Return all lines from the listing below in which the string "this" occurs.

— Start of Input records —

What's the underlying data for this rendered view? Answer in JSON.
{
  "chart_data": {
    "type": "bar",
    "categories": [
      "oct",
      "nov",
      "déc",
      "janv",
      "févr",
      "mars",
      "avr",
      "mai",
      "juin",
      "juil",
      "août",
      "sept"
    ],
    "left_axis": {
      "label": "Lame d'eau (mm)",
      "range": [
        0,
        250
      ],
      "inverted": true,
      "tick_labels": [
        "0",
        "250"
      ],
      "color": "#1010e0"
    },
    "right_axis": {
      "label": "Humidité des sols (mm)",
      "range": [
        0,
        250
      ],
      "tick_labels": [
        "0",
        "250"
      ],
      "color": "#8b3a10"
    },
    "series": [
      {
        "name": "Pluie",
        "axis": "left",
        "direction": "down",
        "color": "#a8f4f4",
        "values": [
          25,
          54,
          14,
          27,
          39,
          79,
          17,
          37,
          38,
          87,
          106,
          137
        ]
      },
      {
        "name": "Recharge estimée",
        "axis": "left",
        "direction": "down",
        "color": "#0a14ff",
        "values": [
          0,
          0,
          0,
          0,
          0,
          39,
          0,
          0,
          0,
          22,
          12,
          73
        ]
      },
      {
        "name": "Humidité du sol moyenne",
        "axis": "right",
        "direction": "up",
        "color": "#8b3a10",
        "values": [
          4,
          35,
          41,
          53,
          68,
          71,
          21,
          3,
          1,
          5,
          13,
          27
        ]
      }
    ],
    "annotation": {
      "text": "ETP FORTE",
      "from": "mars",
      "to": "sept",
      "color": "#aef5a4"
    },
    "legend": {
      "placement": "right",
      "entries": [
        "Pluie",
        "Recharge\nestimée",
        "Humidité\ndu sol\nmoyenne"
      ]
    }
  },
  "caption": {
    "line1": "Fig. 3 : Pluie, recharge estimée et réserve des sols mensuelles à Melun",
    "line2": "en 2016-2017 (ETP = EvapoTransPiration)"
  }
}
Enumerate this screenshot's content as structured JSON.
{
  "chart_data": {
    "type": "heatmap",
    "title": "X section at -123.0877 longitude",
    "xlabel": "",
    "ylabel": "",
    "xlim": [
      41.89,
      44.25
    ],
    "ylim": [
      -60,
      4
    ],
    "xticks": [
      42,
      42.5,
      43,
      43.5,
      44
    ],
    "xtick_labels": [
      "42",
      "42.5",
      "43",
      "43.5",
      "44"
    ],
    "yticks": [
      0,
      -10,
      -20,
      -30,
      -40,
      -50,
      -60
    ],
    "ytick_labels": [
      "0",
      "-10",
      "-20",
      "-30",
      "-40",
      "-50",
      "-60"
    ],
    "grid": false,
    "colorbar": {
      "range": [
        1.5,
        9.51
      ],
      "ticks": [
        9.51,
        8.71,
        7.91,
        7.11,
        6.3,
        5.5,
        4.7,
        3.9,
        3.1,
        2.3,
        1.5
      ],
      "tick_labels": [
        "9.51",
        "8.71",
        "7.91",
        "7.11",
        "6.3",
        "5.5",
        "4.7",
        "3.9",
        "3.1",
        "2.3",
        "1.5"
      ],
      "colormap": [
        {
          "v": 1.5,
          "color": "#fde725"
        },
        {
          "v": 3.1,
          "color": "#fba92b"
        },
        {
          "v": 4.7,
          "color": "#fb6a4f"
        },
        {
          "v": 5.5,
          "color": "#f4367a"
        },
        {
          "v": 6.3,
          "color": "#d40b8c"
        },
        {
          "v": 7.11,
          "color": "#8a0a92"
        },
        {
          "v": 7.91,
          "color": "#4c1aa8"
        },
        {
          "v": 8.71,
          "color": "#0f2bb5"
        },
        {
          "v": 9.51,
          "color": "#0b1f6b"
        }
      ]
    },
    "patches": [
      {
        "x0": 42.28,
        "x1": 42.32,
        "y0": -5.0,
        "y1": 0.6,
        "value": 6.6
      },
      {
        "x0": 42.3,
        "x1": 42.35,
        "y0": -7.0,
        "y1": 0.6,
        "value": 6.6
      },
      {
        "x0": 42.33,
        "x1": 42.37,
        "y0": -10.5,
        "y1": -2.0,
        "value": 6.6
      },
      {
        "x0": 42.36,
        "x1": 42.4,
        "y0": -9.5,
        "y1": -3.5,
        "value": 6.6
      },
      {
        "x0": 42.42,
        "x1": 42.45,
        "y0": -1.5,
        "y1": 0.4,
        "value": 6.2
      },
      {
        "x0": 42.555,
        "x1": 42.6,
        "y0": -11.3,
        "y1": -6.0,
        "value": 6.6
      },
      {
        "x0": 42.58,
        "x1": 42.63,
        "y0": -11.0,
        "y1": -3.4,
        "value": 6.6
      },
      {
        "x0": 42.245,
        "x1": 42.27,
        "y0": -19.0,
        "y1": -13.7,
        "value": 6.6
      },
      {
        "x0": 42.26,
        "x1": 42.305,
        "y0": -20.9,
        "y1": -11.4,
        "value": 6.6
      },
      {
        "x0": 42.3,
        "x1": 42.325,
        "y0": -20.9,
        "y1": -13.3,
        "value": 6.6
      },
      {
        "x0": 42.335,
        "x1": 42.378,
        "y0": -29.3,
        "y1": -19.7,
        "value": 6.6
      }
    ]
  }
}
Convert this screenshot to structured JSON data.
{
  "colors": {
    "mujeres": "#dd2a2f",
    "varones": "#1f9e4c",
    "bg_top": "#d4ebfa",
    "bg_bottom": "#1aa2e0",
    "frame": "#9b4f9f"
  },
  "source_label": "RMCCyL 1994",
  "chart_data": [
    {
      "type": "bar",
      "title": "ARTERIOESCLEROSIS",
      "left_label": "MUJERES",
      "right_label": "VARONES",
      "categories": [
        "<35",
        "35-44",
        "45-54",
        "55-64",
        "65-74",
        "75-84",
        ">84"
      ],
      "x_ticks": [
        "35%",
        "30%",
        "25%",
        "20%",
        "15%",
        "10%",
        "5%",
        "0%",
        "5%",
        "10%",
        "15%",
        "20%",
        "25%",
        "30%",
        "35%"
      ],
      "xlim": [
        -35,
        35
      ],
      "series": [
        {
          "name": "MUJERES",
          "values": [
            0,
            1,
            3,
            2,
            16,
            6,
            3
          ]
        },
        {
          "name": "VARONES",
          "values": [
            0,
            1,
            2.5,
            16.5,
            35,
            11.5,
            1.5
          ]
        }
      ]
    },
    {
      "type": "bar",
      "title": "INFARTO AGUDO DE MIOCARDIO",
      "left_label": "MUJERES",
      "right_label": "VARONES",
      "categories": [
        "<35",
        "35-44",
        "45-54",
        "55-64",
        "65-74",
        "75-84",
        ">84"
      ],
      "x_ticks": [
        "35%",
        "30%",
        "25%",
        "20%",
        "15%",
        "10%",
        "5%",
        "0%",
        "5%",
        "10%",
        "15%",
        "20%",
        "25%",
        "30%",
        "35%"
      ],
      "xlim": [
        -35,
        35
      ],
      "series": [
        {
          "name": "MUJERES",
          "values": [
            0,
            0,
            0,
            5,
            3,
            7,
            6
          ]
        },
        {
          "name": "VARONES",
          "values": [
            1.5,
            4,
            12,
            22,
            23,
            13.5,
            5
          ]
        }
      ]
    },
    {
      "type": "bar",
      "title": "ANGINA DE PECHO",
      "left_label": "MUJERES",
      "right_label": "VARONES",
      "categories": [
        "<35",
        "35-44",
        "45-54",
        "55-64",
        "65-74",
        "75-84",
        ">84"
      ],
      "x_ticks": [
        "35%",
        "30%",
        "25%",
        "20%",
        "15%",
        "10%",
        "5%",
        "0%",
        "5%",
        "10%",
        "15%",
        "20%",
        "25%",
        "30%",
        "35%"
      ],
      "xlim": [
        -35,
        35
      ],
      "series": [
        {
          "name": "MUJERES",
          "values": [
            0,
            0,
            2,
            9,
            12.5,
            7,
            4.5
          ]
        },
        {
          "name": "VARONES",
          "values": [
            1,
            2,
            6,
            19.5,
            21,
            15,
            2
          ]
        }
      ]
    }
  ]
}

— End of Input records —

**Written solution:**
What's the underlying data for this rendered view? Answer in JSON.
Enumerate this screenshot's content as structured JSON.
Convert this screenshot to structured JSON data.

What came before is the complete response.